◆ **WHAT YOU WILL DO**
Type out the complete listing below word for word, without its pictures.

>> Start

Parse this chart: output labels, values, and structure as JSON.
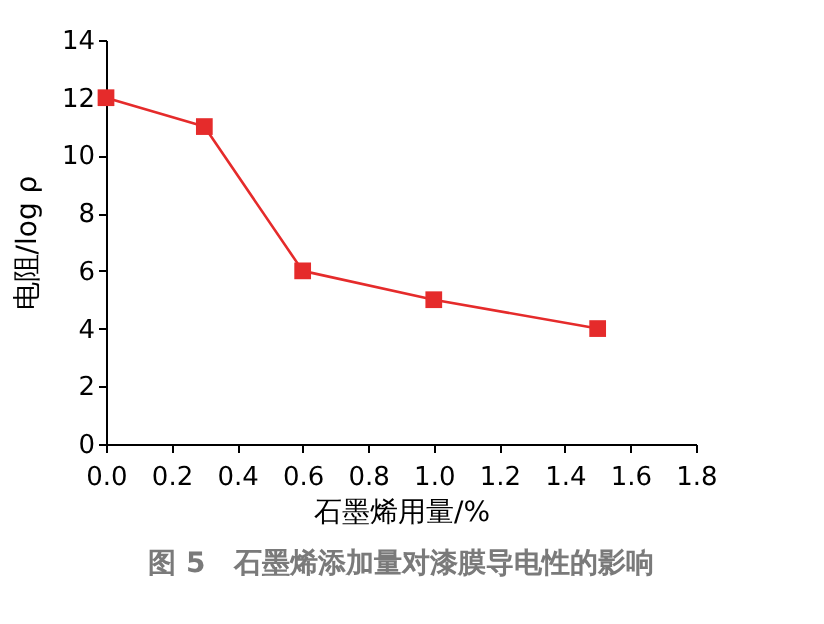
{
  "chart_data": {
    "type": "line",
    "title": "图 5　石墨烯添加量对漆膜导电性的影响",
    "xlabel": "石墨烯用量/%",
    "ylabel": "电阻/log ρ",
    "x": [
      0,
      0.3,
      0.6,
      1.0,
      1.5
    ],
    "series": [
      {
        "color": "#e52b2b",
        "values": [
          12,
          11,
          6,
          5,
          4
        ]
      }
    ],
    "xlim": [
      0,
      1.8
    ],
    "xticks": [
      {
        "value": 0,
        "label": "0.0"
      },
      0.2,
      0.4,
      0.6,
      0.8,
      {
        "value": 1,
        "label": "1.0"
      },
      1.2,
      1.4,
      1.6,
      1.8
    ],
    "ylim": [
      0,
      14
    ],
    "yticks": [
      0,
      2,
      4,
      6,
      8,
      10,
      12,
      14
    ],
    "grid": false,
    "marker": "square",
    "line_style": "solid"
  }
}
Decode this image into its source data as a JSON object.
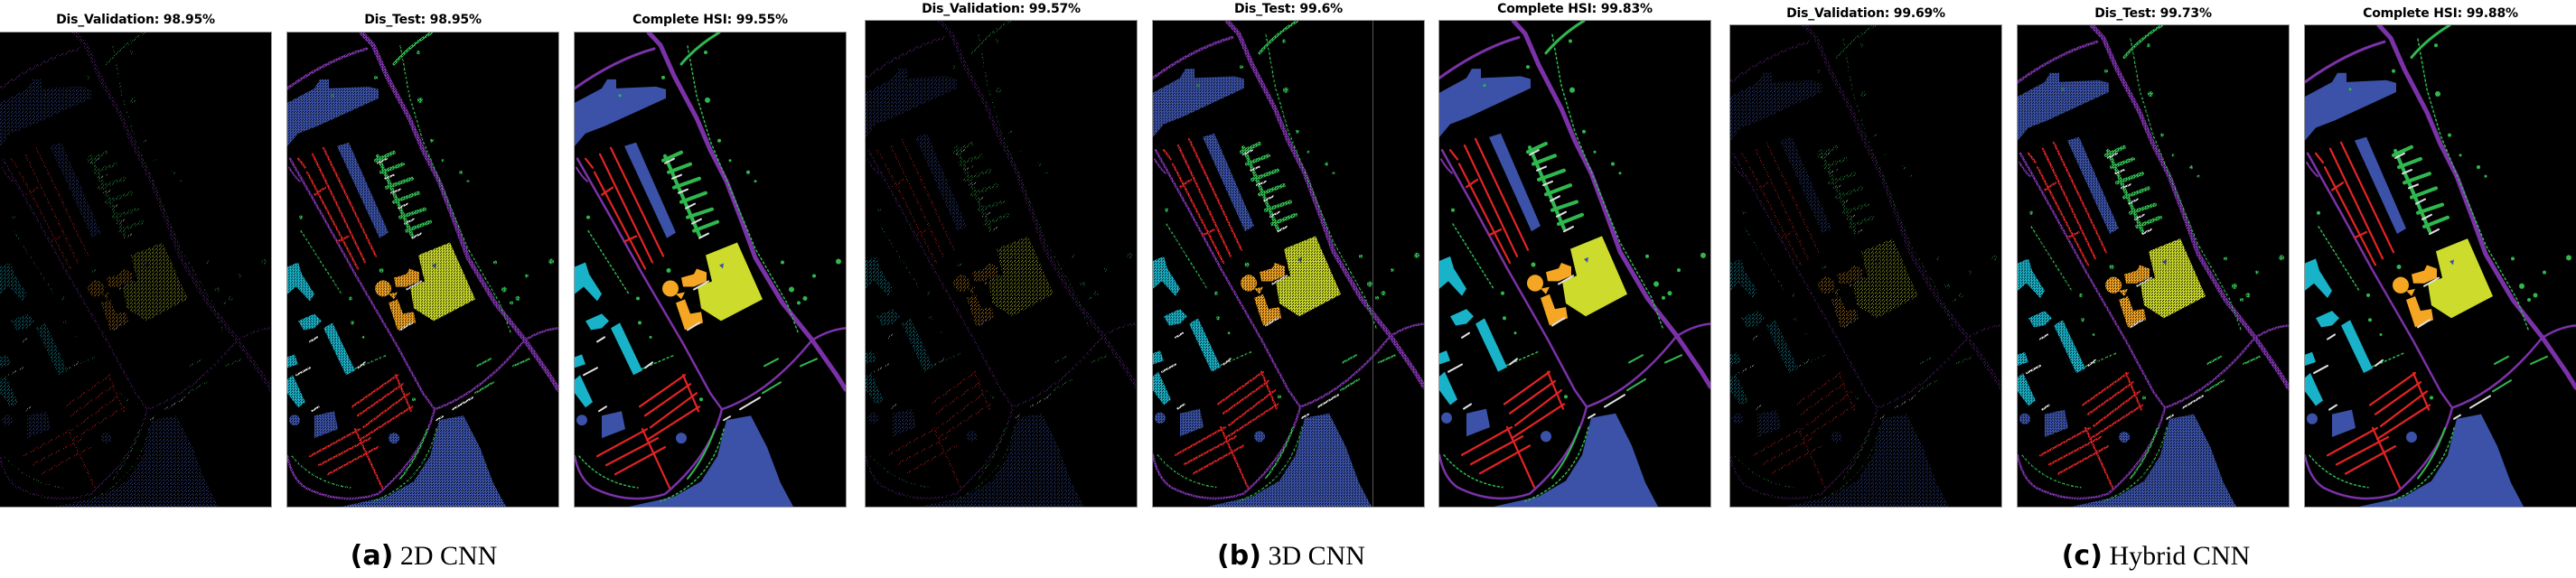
{
  "figure": {
    "groups": [
      {
        "label": "(a)",
        "name": "2D CNN",
        "panels": [
          {
            "title": "Dis_Validation: 98.95%",
            "kind": "validation"
          },
          {
            "title": "Dis_Test: 98.95%",
            "kind": "test"
          },
          {
            "title": "Complete HSI: 99.55%",
            "kind": "complete"
          }
        ]
      },
      {
        "label": "(b)",
        "name": "3D CNN",
        "panels": [
          {
            "title": "Dis_Validation: 99.57%",
            "kind": "validation"
          },
          {
            "title": "Dis_Test: 99.6%",
            "kind": "test"
          },
          {
            "title": "Complete HSI: 99.83%",
            "kind": "complete"
          }
        ]
      },
      {
        "label": "(c)",
        "name": "Hybrid CNN",
        "panels": [
          {
            "title": "Dis_Validation: 99.69%",
            "kind": "validation"
          },
          {
            "title": "Dis_Test: 99.73%",
            "kind": "test"
          },
          {
            "title": "Complete HSI: 99.88%",
            "kind": "complete"
          }
        ]
      }
    ],
    "class_colors": {
      "asphalt": "#7b32a8",
      "meadows": "#3b52a8",
      "gravel": "#e0e0e0",
      "trees": "#2fb84e",
      "bare_soil": "#cddc2c",
      "bitumen": "#f5a623",
      "bricks": "#e32424",
      "metal_sheets": "#19b3c9",
      "background": "#000000"
    }
  }
}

>> End

◆ **ANSWER TO THE EXERCISE**
Parse this chart: output labels, values, and structure as JSON.
{
  "chart_data": {
    "type": "line",
    "title": "图 5　石墨烯添加量对漆膜导电性的影响",
    "xlabel": "石墨烯用量/%",
    "ylabel": "电阻/log ρ",
    "x": [
      0,
      0.3,
      0.6,
      1.0,
      1.5
    ],
    "series": [
      {
        "color": "#e52b2b",
        "values": [
          12,
          11,
          6,
          5,
          4
        ]
      }
    ],
    "xlim": [
      0,
      1.8
    ],
    "xticks": [
      {
        "value": 0,
        "label": "0.0"
      },
      0.2,
      0.4,
      0.6,
      0.8,
      {
        "value": 1,
        "label": "1.0"
      },
      1.2,
      1.4,
      1.6,
      1.8
    ],
    "ylim": [
      0,
      14
    ],
    "yticks": [
      0,
      2,
      4,
      6,
      8,
      10,
      12,
      14
    ],
    "grid": false,
    "marker": "square",
    "line_style": "solid"
  }
}
Decode this image into its source data as a JSON object.
{
  "figure": {
    "groups": [
      {
        "label": "(a)",
        "name": "2D CNN",
        "panels": [
          {
            "title": "Dis_Validation: 98.95%",
            "kind": "validation"
          },
          {
            "title": "Dis_Test: 98.95%",
            "kind": "test"
          },
          {
            "title": "Complete HSI: 99.55%",
            "kind": "complete"
          }
        ]
      },
      {
        "label": "(b)",
        "name": "3D CNN",
        "panels": [
          {
            "title": "Dis_Validation: 99.57%",
            "kind": "validation"
          },
          {
            "title": "Dis_Test: 99.6%",
            "kind": "test"
          },
          {
            "title": "Complete HSI: 99.83%",
            "kind": "complete"
          }
        ]
      },
      {
        "label": "(c)",
        "name": "Hybrid CNN",
        "panels": [
          {
            "title": "Dis_Validation: 99.69%",
            "kind": "validation"
          },
          {
            "title": "Dis_Test: 99.73%",
            "kind": "test"
          },
          {
            "title": "Complete HSI: 99.88%",
            "kind": "complete"
          }
        ]
      }
    ],
    "class_colors": {
      "asphalt": "#7b32a8",
      "meadows": "#3b52a8",
      "gravel": "#e0e0e0",
      "trees": "#2fb84e",
      "bare_soil": "#cddc2c",
      "bitumen": "#f5a623",
      "bricks": "#e32424",
      "metal_sheets": "#19b3c9",
      "background": "#000000"
    }
  }
}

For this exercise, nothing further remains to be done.